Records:
============

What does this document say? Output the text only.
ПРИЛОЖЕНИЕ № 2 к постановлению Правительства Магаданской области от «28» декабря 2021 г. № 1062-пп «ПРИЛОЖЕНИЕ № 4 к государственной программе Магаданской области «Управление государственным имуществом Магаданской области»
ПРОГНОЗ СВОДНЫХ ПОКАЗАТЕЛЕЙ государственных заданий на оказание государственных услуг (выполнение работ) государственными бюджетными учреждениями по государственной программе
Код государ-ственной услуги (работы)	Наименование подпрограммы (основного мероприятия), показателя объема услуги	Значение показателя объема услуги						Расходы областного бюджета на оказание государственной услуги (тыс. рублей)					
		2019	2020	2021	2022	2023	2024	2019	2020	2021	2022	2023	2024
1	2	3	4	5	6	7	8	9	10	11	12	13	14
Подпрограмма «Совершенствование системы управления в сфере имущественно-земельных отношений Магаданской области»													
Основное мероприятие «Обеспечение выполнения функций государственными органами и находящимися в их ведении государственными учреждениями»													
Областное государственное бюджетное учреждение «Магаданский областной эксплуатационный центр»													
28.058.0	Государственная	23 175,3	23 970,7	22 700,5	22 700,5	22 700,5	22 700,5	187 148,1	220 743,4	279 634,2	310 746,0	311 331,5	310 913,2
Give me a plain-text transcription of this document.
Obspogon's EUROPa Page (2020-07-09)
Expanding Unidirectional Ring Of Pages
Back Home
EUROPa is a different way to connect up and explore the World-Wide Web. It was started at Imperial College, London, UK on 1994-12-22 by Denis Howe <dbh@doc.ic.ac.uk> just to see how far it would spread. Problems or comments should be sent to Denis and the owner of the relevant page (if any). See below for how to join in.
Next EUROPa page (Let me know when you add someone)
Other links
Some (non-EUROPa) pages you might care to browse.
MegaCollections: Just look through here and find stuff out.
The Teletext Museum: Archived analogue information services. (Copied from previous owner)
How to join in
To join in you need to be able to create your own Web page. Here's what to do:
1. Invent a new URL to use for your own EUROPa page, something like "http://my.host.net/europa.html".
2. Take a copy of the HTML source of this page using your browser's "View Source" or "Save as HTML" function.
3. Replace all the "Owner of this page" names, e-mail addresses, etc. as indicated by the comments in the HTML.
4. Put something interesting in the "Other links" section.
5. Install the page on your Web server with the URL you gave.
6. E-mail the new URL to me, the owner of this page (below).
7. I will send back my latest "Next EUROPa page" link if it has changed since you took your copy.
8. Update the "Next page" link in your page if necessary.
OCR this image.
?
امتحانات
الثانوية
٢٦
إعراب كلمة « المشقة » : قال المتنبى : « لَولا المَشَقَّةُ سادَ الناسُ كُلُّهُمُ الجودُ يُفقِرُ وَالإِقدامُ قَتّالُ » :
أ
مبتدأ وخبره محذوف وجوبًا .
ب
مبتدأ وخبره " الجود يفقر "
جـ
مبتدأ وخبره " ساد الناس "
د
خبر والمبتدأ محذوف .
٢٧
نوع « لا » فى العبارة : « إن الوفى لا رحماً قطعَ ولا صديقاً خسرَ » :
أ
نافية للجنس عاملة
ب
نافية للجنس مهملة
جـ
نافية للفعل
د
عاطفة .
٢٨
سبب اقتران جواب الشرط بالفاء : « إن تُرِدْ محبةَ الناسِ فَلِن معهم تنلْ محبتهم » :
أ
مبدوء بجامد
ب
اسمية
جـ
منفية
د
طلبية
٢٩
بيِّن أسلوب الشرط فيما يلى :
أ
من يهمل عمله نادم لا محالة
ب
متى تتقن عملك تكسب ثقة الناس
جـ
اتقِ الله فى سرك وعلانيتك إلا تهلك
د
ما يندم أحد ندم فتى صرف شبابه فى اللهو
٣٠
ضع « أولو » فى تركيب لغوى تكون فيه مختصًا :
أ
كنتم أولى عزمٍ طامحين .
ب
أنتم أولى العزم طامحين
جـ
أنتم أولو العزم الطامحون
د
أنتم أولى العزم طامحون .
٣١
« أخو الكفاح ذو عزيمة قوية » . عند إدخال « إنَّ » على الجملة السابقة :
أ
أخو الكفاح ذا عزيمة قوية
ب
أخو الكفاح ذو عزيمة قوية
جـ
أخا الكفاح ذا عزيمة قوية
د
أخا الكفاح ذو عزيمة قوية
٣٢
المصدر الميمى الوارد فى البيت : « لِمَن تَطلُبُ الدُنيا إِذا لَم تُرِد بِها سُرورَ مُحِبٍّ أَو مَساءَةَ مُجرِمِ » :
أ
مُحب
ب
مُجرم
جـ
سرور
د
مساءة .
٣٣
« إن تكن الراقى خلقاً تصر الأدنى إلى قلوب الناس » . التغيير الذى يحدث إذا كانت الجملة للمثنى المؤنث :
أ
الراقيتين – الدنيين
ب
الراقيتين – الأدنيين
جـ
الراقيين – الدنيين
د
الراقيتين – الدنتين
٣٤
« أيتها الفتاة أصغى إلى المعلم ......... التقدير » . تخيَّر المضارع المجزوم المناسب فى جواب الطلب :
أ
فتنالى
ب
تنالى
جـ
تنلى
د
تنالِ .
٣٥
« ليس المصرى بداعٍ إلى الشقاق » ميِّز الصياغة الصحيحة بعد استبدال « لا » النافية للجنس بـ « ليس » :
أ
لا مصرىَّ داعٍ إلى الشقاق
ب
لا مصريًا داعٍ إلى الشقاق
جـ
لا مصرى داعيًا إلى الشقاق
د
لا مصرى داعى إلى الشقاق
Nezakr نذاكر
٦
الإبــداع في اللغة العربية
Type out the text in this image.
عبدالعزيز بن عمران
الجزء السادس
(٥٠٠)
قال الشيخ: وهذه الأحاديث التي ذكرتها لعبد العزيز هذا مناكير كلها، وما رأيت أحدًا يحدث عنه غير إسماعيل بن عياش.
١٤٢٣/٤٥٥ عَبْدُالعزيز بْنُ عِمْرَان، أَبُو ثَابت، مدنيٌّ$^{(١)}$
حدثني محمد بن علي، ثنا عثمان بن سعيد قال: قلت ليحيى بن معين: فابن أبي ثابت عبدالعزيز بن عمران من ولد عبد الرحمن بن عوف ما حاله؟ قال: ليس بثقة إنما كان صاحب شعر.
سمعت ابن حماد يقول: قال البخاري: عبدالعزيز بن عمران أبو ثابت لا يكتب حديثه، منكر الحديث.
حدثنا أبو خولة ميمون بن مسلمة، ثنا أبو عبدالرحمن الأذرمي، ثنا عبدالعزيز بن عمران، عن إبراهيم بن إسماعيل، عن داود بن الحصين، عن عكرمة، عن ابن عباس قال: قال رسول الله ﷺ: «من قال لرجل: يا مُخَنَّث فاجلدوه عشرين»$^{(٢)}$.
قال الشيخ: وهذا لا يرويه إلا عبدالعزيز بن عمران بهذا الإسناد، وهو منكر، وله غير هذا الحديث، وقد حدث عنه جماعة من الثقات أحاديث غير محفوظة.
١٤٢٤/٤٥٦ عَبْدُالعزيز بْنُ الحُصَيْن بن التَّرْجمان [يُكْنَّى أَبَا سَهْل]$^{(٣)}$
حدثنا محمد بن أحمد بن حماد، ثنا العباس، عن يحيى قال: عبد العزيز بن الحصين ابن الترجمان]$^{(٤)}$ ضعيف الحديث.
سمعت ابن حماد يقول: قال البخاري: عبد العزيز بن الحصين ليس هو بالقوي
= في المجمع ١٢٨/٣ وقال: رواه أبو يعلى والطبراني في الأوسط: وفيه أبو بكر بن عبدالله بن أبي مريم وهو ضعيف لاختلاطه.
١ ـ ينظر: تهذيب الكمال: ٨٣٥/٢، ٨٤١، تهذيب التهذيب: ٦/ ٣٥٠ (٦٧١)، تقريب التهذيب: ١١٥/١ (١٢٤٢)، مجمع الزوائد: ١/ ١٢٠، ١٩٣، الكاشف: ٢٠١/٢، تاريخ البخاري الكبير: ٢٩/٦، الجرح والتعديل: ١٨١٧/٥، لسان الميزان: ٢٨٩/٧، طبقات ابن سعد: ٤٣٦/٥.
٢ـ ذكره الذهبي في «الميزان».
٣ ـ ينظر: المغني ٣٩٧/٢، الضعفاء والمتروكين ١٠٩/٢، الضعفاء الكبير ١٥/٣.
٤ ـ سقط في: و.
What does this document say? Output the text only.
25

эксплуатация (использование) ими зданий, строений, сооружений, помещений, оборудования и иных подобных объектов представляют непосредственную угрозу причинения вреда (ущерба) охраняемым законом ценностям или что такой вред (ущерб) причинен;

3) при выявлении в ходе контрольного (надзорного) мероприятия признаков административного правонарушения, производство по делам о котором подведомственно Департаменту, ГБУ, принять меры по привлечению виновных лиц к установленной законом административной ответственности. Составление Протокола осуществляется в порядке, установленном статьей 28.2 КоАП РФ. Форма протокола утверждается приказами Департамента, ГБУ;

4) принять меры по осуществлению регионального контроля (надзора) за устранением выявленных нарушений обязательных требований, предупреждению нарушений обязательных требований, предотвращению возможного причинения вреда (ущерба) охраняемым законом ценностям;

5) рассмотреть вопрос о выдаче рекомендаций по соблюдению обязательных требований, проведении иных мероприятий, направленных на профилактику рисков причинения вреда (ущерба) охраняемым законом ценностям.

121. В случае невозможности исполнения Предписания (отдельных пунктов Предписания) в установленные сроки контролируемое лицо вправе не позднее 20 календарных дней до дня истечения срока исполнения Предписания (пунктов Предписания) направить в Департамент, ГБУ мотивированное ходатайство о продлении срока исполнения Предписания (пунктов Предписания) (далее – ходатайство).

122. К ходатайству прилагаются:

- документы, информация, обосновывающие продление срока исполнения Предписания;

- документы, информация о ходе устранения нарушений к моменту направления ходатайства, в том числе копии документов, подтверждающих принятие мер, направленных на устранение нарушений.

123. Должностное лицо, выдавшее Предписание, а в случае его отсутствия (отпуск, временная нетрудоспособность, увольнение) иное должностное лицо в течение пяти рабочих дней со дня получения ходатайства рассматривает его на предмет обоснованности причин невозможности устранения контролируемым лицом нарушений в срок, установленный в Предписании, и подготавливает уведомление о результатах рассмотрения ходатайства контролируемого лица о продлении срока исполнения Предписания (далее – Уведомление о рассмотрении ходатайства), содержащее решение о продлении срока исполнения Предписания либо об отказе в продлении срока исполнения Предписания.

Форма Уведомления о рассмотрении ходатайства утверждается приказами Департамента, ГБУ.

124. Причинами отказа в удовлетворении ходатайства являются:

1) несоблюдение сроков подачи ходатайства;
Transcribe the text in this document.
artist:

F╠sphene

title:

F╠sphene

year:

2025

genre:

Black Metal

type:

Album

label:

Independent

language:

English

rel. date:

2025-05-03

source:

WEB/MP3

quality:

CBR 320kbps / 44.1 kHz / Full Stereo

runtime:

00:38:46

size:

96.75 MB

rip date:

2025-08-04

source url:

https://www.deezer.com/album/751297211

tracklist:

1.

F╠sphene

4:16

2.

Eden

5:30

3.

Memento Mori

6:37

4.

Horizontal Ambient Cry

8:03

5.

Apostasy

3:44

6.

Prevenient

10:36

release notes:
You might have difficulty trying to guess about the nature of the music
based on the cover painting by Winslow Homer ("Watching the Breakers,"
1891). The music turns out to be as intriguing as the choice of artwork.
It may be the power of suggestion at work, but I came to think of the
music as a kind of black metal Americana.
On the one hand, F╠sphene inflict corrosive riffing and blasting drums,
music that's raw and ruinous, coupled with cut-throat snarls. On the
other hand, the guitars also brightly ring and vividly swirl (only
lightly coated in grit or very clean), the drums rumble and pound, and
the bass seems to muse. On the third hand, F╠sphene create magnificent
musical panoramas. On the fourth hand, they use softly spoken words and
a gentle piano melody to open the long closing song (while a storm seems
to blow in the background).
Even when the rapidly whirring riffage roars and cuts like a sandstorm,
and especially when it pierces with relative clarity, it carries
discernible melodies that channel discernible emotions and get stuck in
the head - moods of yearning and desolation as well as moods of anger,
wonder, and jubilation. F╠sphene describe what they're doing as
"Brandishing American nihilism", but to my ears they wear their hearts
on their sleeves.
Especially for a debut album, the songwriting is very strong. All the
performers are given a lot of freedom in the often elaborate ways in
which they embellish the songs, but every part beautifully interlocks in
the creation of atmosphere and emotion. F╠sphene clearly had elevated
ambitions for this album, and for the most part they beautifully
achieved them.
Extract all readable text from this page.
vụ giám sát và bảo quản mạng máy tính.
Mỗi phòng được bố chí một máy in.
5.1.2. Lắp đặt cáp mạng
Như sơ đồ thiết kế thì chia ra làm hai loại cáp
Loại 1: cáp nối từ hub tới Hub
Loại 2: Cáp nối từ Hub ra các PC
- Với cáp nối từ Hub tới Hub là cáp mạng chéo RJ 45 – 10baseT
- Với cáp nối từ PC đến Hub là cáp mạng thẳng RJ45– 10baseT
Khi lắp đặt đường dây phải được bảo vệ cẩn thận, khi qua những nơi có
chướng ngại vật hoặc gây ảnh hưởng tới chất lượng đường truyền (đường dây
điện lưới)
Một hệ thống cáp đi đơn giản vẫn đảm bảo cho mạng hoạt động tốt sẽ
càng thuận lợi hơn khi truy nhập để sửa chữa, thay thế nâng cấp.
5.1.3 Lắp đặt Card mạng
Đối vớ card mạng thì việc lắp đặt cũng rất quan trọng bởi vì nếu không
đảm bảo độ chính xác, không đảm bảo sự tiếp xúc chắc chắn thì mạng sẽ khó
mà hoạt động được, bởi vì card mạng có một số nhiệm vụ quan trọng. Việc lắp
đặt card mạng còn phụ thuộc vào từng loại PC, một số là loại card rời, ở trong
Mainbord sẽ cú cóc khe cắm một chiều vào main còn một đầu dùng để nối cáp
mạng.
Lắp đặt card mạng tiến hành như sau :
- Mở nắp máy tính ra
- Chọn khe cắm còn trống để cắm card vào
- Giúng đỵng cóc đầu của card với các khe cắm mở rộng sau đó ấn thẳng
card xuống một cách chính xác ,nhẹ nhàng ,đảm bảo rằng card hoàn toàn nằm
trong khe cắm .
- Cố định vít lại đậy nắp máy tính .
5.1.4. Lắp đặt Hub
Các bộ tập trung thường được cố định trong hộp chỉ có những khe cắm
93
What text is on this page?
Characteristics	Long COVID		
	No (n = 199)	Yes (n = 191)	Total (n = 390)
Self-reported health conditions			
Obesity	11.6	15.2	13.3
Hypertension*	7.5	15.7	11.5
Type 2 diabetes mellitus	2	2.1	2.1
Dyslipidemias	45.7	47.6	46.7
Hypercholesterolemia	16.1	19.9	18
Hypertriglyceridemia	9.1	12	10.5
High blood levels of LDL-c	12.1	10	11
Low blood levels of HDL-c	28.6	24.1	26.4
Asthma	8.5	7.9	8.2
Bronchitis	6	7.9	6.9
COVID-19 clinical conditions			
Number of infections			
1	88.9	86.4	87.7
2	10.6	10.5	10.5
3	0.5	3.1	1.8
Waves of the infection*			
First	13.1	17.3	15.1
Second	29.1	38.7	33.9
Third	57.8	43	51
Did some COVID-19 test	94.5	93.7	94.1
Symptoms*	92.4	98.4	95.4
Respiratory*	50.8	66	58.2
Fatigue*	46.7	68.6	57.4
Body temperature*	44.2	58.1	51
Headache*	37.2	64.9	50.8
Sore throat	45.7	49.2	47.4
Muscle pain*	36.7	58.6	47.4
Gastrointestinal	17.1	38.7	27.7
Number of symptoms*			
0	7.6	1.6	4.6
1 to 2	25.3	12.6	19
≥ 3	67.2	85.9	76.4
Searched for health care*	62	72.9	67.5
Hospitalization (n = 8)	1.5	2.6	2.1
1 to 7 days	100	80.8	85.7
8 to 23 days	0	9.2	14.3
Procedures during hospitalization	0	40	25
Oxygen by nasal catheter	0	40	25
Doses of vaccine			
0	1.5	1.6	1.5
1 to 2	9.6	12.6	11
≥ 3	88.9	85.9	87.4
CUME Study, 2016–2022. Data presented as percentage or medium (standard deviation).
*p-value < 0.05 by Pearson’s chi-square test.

============

From the entries above, copy every line containing the word "part".

which they embellish the songs, but every part beautifully interlocks in
ambitions for this album, and for the most part they beautifully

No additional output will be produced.